[START Record excerpts]
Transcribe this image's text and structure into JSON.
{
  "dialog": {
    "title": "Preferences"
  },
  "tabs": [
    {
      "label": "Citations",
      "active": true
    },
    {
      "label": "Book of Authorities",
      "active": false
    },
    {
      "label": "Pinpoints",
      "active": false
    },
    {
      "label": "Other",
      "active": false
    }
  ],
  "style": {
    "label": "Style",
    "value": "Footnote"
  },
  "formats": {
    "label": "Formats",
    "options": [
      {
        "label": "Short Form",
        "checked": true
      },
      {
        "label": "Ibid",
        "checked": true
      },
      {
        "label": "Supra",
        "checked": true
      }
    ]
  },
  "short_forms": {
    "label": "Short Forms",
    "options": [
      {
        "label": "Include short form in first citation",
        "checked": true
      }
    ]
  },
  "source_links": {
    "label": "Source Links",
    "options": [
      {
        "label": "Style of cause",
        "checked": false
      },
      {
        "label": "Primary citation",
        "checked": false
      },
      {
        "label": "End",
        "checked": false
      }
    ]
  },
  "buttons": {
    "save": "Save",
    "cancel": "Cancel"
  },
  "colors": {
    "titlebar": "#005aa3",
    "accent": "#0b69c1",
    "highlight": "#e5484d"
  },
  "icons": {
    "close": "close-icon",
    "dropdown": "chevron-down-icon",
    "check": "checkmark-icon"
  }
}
[END Record excerpts]
Your task is to transcribe the material exactly.

== Output for this task ==
Transcribe this image's text and structure into JSON.
{
  "dialog": {
    "title": "Preferences"
  },
  "tabs": [
    {
      "label": "Citations",
      "active": true
    },
    {
      "label": "Book of Authorities",
      "active": false
    },
    {
      "label": "Pinpoints",
      "active": false
    },
    {
      "label": "Other",
      "active": false
    }
  ],
  "style": {
    "label": "Style",
    "value": "Footnote"
  },
  "formats": {
    "label": "Formats",
    "options": [
      {
        "label": "Short Form",
        "checked": true
      },
      {
        "label": "Ibid",
        "checked": true
      },
      {
        "label": "Supra",
        "checked": true
      }
    ]
  },
  "short_forms": {
    "label": "Short Forms",
    "options": [
      {
        "label": "Include short form in first citation",
        "checked": true
      }
    ]
  },
  "source_links": {
    "label": "Source Links",
    "options": [
      {
        "label": "Style of cause",
        "checked": false
      },
      {
        "label": "Primary citation",
        "checked": false
      },
      {
        "label": "End",
        "checked": false
      }
    ]
  },
  "buttons": {
    "save": "Save",
    "cancel": "Cancel"
  },
  "colors": {
    "titlebar": "#005aa3",
    "accent": "#0b69c1",
    "highlight": "#e5484d"
  },
  "icons": {
    "close": "close-icon",
    "dropdown": "chevron-down-icon",
    "check": "checkmark-icon"
  }
}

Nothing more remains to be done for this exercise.